Consigne: Recopiez à l'identique les lignes situées entre celle qui contient « - y-tick-label: 7: [28, 321, 34, 333] » et celle qui contient « - y-tick-label: 9: [28, 36, 34, 48] », ces deux lignes comprises.

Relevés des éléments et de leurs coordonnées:
★ ★ ★ ★ ★ ★ ★
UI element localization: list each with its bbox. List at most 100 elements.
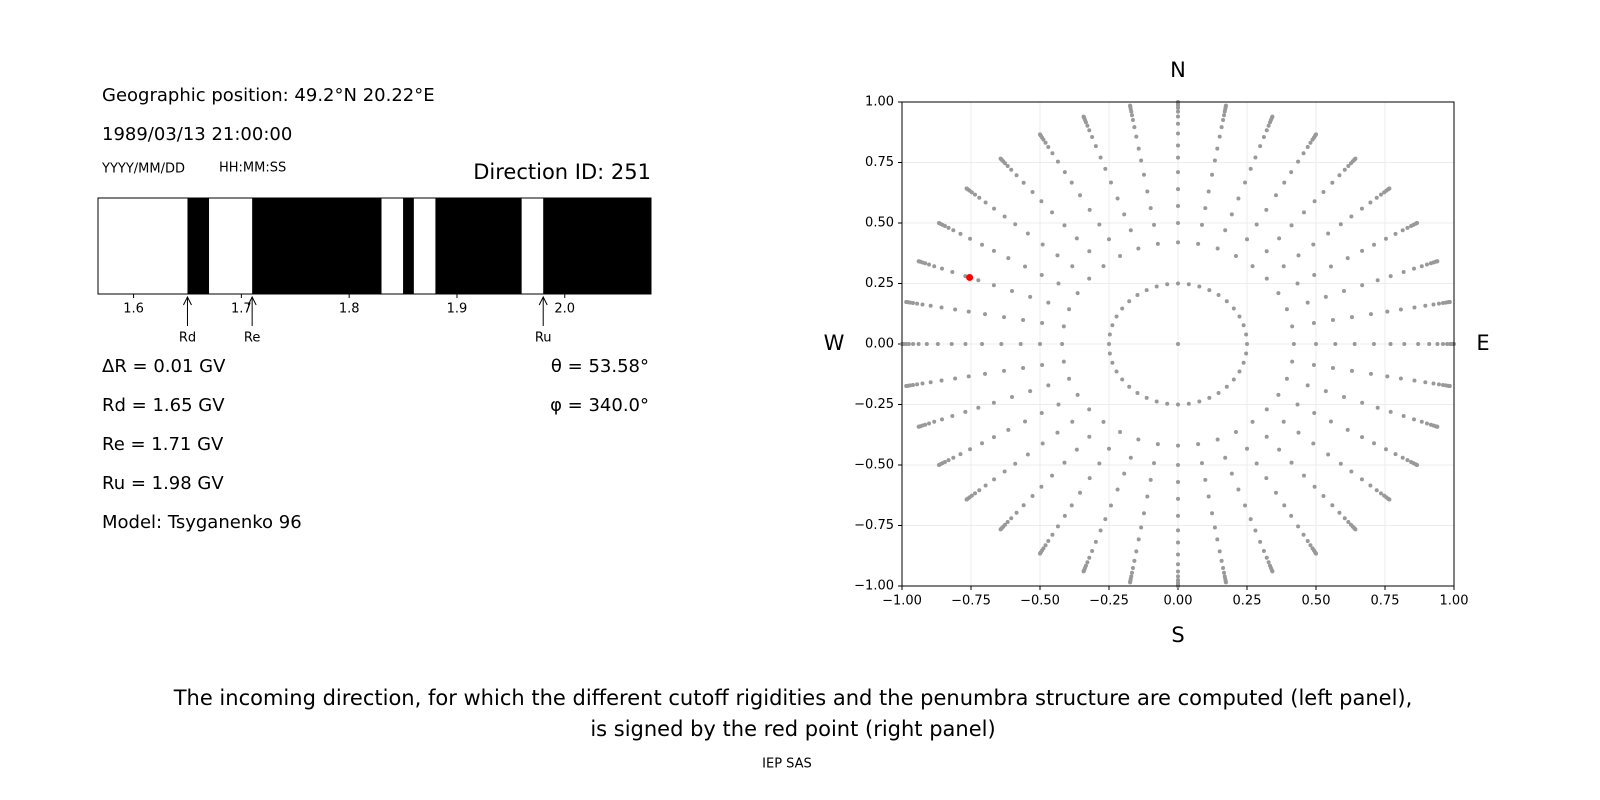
direction-point [1223, 103, 1228, 108]
direction-point [1237, 314, 1242, 319]
direction-point [1412, 266, 1417, 271]
direction-point [958, 231, 963, 236]
direction-point [1349, 469, 1354, 474]
direction-point [1368, 483, 1373, 488]
direction-point [1291, 342, 1296, 346]
direction-point [1312, 199, 1317, 204]
direction-point [1021, 365, 1026, 370]
direction-point [1219, 558, 1224, 563]
direction-point [1110, 323, 1115, 328]
direction-point [1398, 307, 1403, 312]
direction-point [1107, 332, 1112, 337]
direction-point [1296, 524, 1301, 529]
direction-point [1321, 494, 1326, 499]
direction-point [1305, 383, 1310, 388]
direction-point [1401, 269, 1406, 274]
direction-point [1241, 360, 1246, 365]
direction-point [1009, 167, 1014, 172]
direction-point [1018, 342, 1023, 346]
direction-point [1176, 281, 1180, 286]
x-tick-label: 1.00 [1440, 594, 1469, 609]
direction-point [1056, 402, 1061, 407]
direction-point [1427, 342, 1432, 346]
direction-point [1258, 144, 1263, 149]
direction-point [1264, 276, 1269, 281]
y-tick-label: 0.25 [865, 276, 894, 291]
direction-point [1219, 125, 1224, 130]
direction-point [906, 342, 911, 346]
direction-point [1349, 214, 1354, 219]
direction-point [951, 455, 956, 460]
direction-point [966, 309, 971, 314]
direction-point [1253, 155, 1258, 160]
direction-point [1371, 441, 1376, 446]
direction-point [1415, 221, 1420, 225]
info-line: Ru = 1.98 GV [102, 473, 224, 494]
direction-point [1419, 419, 1424, 424]
direction-point [1176, 552, 1180, 557]
caption: The incoming direction, for which the di… [173, 686, 1413, 710]
direction-point [1046, 300, 1051, 305]
direction-point [1148, 206, 1153, 211]
direction-point [1423, 303, 1428, 308]
direction-point [1323, 389, 1328, 394]
direction-point [1203, 477, 1208, 482]
direction-point [1371, 342, 1376, 346]
direction-point [1028, 294, 1033, 299]
direction-point [1134, 549, 1139, 554]
direction-point [1359, 206, 1364, 211]
direction-point [1424, 421, 1429, 426]
direction-point [1120, 377, 1125, 382]
direction-point [1206, 189, 1211, 194]
direction-point [1038, 132, 1042, 137]
direction-point [1025, 231, 1030, 236]
direction-point [1352, 342, 1357, 346]
direction-point [1134, 134, 1139, 139]
direction-point [991, 283, 996, 288]
x-tick-label: 0.50 [1302, 594, 1331, 609]
direction-point [1273, 193, 1278, 198]
direction-point [1405, 458, 1410, 463]
direction-point [1136, 537, 1141, 542]
info-line: Re = 1.71 GV [102, 434, 224, 455]
direction-point [1010, 289, 1015, 294]
direction-point [1412, 305, 1417, 310]
direction-point [1135, 390, 1140, 395]
direction-point [1360, 435, 1365, 440]
direction-point [1301, 473, 1306, 478]
direction-point [1374, 195, 1379, 200]
direction-point [1305, 144, 1310, 149]
direction-point [1250, 419, 1255, 424]
direction-point [1021, 180, 1026, 185]
direction-point [1108, 503, 1113, 508]
direction-point [1224, 384, 1229, 389]
direction-point [1028, 389, 1033, 394]
direction-point [1295, 281, 1300, 286]
direction-point [1030, 189, 1035, 194]
direction-point [1087, 128, 1092, 133]
direction-point [1328, 419, 1333, 424]
direction-point [1176, 170, 1180, 175]
direction-point [1301, 210, 1306, 215]
direction-point [1328, 264, 1333, 269]
direction-point [916, 342, 921, 346]
direction-point [1176, 574, 1180, 579]
direction-point [915, 382, 920, 387]
direction-point [1253, 528, 1258, 533]
direction-point [1040, 242, 1045, 247]
direction-point [1435, 342, 1440, 346]
direction-point [1312, 484, 1317, 489]
direction-point [1419, 264, 1424, 269]
datetime: 1989/03/13 21:00:00 [102, 124, 292, 145]
direction-point [1342, 516, 1347, 521]
direction-point [935, 342, 940, 346]
direction-point [1273, 490, 1278, 495]
direction-point [1087, 276, 1092, 281]
direction-point [1378, 491, 1383, 496]
direction-point [1176, 569, 1180, 574]
direction-point [1148, 477, 1153, 482]
direction-point [1290, 324, 1295, 329]
direction-point [1114, 314, 1119, 319]
direction-point [1176, 479, 1180, 484]
direction-point [1388, 274, 1393, 279]
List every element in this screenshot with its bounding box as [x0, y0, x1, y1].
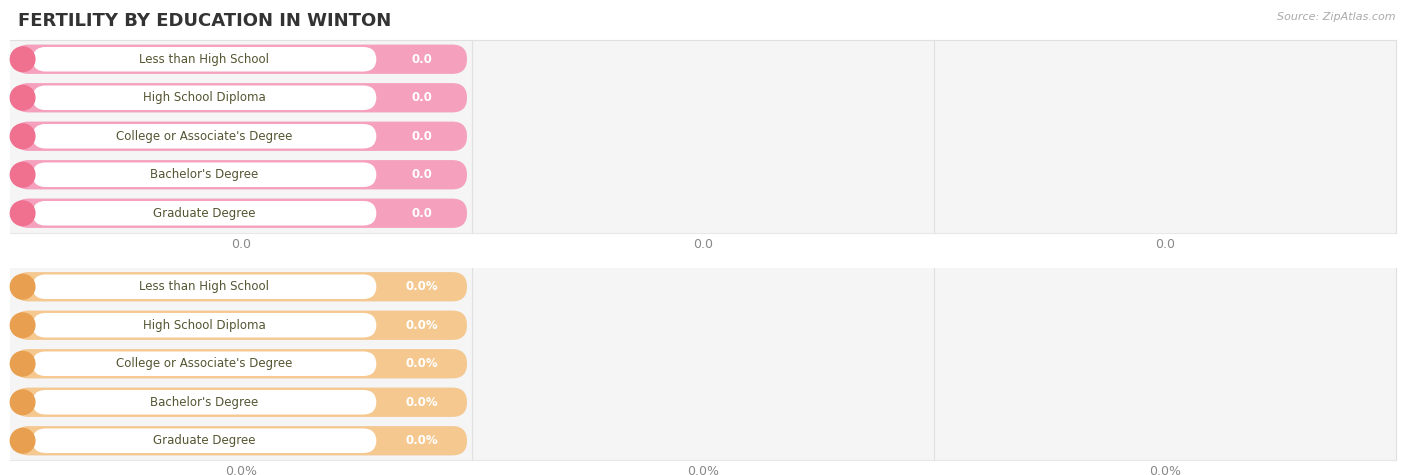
FancyBboxPatch shape — [10, 117, 1396, 155]
Text: College or Associate's Degree: College or Associate's Degree — [117, 130, 292, 143]
Text: Less than High School: Less than High School — [139, 280, 270, 293]
FancyBboxPatch shape — [14, 199, 467, 228]
FancyBboxPatch shape — [14, 122, 467, 151]
Circle shape — [10, 162, 35, 187]
Circle shape — [10, 86, 35, 110]
FancyBboxPatch shape — [14, 122, 467, 151]
Circle shape — [10, 275, 35, 299]
FancyBboxPatch shape — [10, 344, 1396, 383]
Text: 0.0: 0.0 — [412, 130, 432, 143]
Text: 0.0: 0.0 — [693, 238, 713, 250]
FancyBboxPatch shape — [14, 426, 467, 456]
FancyBboxPatch shape — [14, 349, 467, 379]
FancyBboxPatch shape — [10, 306, 1396, 344]
Text: 0.0%: 0.0% — [405, 434, 439, 447]
FancyBboxPatch shape — [32, 162, 377, 187]
Circle shape — [10, 201, 35, 226]
FancyBboxPatch shape — [32, 201, 377, 226]
FancyBboxPatch shape — [32, 313, 377, 338]
FancyBboxPatch shape — [14, 388, 467, 417]
Text: 0.0%: 0.0% — [405, 280, 439, 293]
FancyBboxPatch shape — [14, 83, 467, 113]
FancyBboxPatch shape — [10, 421, 1396, 460]
Text: 0.0: 0.0 — [1154, 238, 1175, 250]
FancyBboxPatch shape — [14, 311, 467, 340]
FancyBboxPatch shape — [10, 194, 1396, 232]
Circle shape — [10, 390, 35, 415]
FancyBboxPatch shape — [32, 390, 377, 415]
FancyBboxPatch shape — [14, 311, 467, 340]
Text: 0.0%: 0.0% — [405, 396, 439, 409]
Text: Graduate Degree: Graduate Degree — [153, 207, 256, 220]
FancyBboxPatch shape — [10, 267, 1396, 306]
FancyBboxPatch shape — [32, 86, 377, 110]
Text: 0.0: 0.0 — [412, 91, 432, 104]
FancyBboxPatch shape — [10, 155, 1396, 194]
Text: 0.0%: 0.0% — [1149, 465, 1181, 475]
Text: Source: ZipAtlas.com: Source: ZipAtlas.com — [1278, 12, 1396, 22]
FancyBboxPatch shape — [14, 426, 467, 456]
FancyBboxPatch shape — [14, 160, 467, 190]
Circle shape — [10, 352, 35, 376]
Text: 0.0%: 0.0% — [225, 465, 257, 475]
FancyBboxPatch shape — [10, 78, 1396, 117]
Text: 0.0: 0.0 — [231, 238, 252, 250]
Text: Less than High School: Less than High School — [139, 53, 270, 66]
Text: High School Diploma: High School Diploma — [143, 319, 266, 332]
Text: 0.0: 0.0 — [412, 168, 432, 181]
Text: 0.0%: 0.0% — [405, 357, 439, 370]
Text: Bachelor's Degree: Bachelor's Degree — [150, 396, 259, 409]
FancyBboxPatch shape — [32, 124, 377, 149]
Text: 0.0%: 0.0% — [405, 319, 439, 332]
FancyBboxPatch shape — [14, 45, 467, 74]
FancyBboxPatch shape — [32, 275, 377, 299]
Text: College or Associate's Degree: College or Associate's Degree — [117, 357, 292, 370]
FancyBboxPatch shape — [10, 383, 1396, 421]
FancyBboxPatch shape — [14, 272, 467, 301]
FancyBboxPatch shape — [32, 352, 377, 376]
FancyBboxPatch shape — [32, 428, 377, 453]
Text: 0.0%: 0.0% — [688, 465, 718, 475]
Text: 0.0: 0.0 — [412, 53, 432, 66]
Text: Graduate Degree: Graduate Degree — [153, 434, 256, 447]
Text: High School Diploma: High School Diploma — [143, 91, 266, 104]
FancyBboxPatch shape — [14, 83, 467, 113]
Text: 0.0: 0.0 — [412, 207, 432, 220]
FancyBboxPatch shape — [14, 45, 467, 74]
FancyBboxPatch shape — [10, 40, 1396, 78]
FancyBboxPatch shape — [14, 388, 467, 417]
FancyBboxPatch shape — [14, 160, 467, 190]
Circle shape — [10, 428, 35, 453]
Text: FERTILITY BY EDUCATION IN WINTON: FERTILITY BY EDUCATION IN WINTON — [18, 12, 391, 30]
Circle shape — [10, 313, 35, 338]
Circle shape — [10, 47, 35, 72]
FancyBboxPatch shape — [14, 272, 467, 301]
FancyBboxPatch shape — [32, 47, 377, 72]
FancyBboxPatch shape — [14, 349, 467, 379]
Circle shape — [10, 124, 35, 149]
FancyBboxPatch shape — [14, 199, 467, 228]
Text: Bachelor's Degree: Bachelor's Degree — [150, 168, 259, 181]
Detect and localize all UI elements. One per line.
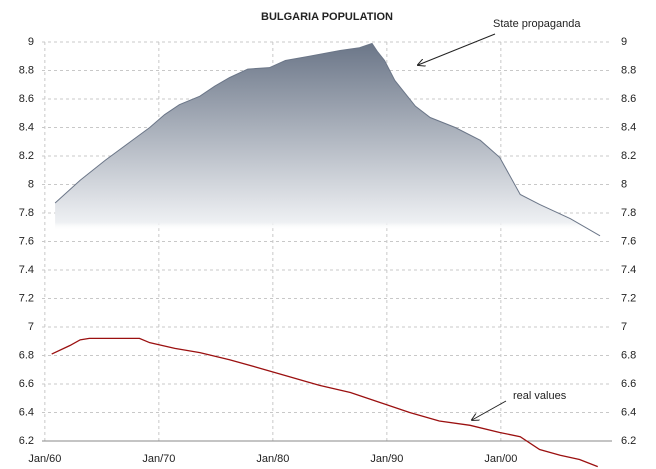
- y-tick-label: 7: [28, 321, 34, 333]
- y2-tick-label: 7.6: [621, 235, 636, 247]
- y-tick-label: 8.8: [19, 64, 34, 76]
- line: [51, 337, 598, 468]
- y2-tick-label: 6.2: [621, 435, 636, 447]
- y2-tick-label: 7: [621, 321, 627, 333]
- y-tick-label: 7.8: [19, 207, 34, 219]
- y-tick-label: 8.6: [19, 93, 34, 105]
- y-tick-label: 6.8: [19, 349, 34, 361]
- area: [55, 43, 601, 442]
- y2-tick-label: 8.4: [621, 121, 636, 133]
- x-tick-label: Jan/90: [370, 453, 403, 465]
- y-tick-label: 9: [28, 36, 34, 48]
- chart-title: BULGARIA POPULATION: [261, 11, 393, 23]
- y-tick-label: 8.2: [19, 150, 34, 162]
- annotation-arrow: [418, 33, 496, 65]
- y2-tick-label: 8: [621, 178, 627, 190]
- x-tick-label: Jan/80: [256, 453, 289, 465]
- y2-tick-label: 8.8: [621, 64, 636, 76]
- y2-tick-label: 6.8: [621, 349, 636, 361]
- y2-tick-label: 7.8: [621, 207, 636, 219]
- annotation: real values: [513, 390, 567, 402]
- y2-tick-label: 7.4: [621, 264, 636, 276]
- y-tick-label: 6.6: [19, 378, 34, 390]
- area-line: [54, 42, 601, 237]
- y2-tick-label: 6.4: [621, 406, 636, 418]
- y-tick-label: 7.4: [19, 264, 34, 276]
- annotation-arrow: [472, 400, 507, 420]
- x-tick-label: Jan/60: [28, 453, 61, 465]
- y-tick-label: 6.4: [19, 406, 34, 418]
- x-tick-label: Jan/00: [484, 453, 517, 465]
- y-tick-label: 7.6: [19, 235, 34, 247]
- plot: [51, 42, 601, 468]
- y-tick-label: 8.4: [19, 121, 34, 133]
- y-tick-label: 8: [28, 178, 34, 190]
- y-tick-label: 6.2: [19, 435, 34, 447]
- y2-tick-label: 7.2: [621, 292, 636, 304]
- y-tick-label: 7.2: [19, 292, 34, 304]
- axes: 9 8.8 8.6 8.4 8.2 8 7.8 7.6 7.4 7.2 7 6.8 6.6 6.4 6.2 9…: [19, 36, 637, 465]
- y2-tick-label: 9: [621, 36, 627, 48]
- annotation: State propaganda: [493, 18, 581, 30]
- y2-tick-label: 8.2: [621, 150, 636, 162]
- y2-tick-label: 6.6: [621, 378, 636, 390]
- y2-tick-label: 8.6: [621, 93, 636, 105]
- x-tick-label: Jan/70: [142, 453, 175, 465]
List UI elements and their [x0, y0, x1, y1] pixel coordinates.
★ ★ ★ ★ ★ ★ ★
Corrigé:
- y-tick-label: 7: [28, 321, 34, 333]
- y2-tick-label: 7.6: [621, 235, 636, 247]
- y-tick-label: 8.8: [19, 64, 34, 76]
- line: [51, 337, 598, 468]
- y2-tick-label: 6.2: [621, 435, 636, 447]
- y2-tick-label: 7: [621, 321, 627, 333]
- y-tick-label: 7.8: [19, 207, 34, 219]
- y-tick-label: 8.6: [19, 93, 34, 105]
- y-tick-label: 6.8: [19, 349, 34, 361]
- area: [55, 43, 601, 442]
- y2-tick-label: 8.4: [621, 121, 636, 133]
- x-tick-label: Jan/90: [370, 453, 403, 465]
- y-tick-label: 9: [28, 36, 34, 48]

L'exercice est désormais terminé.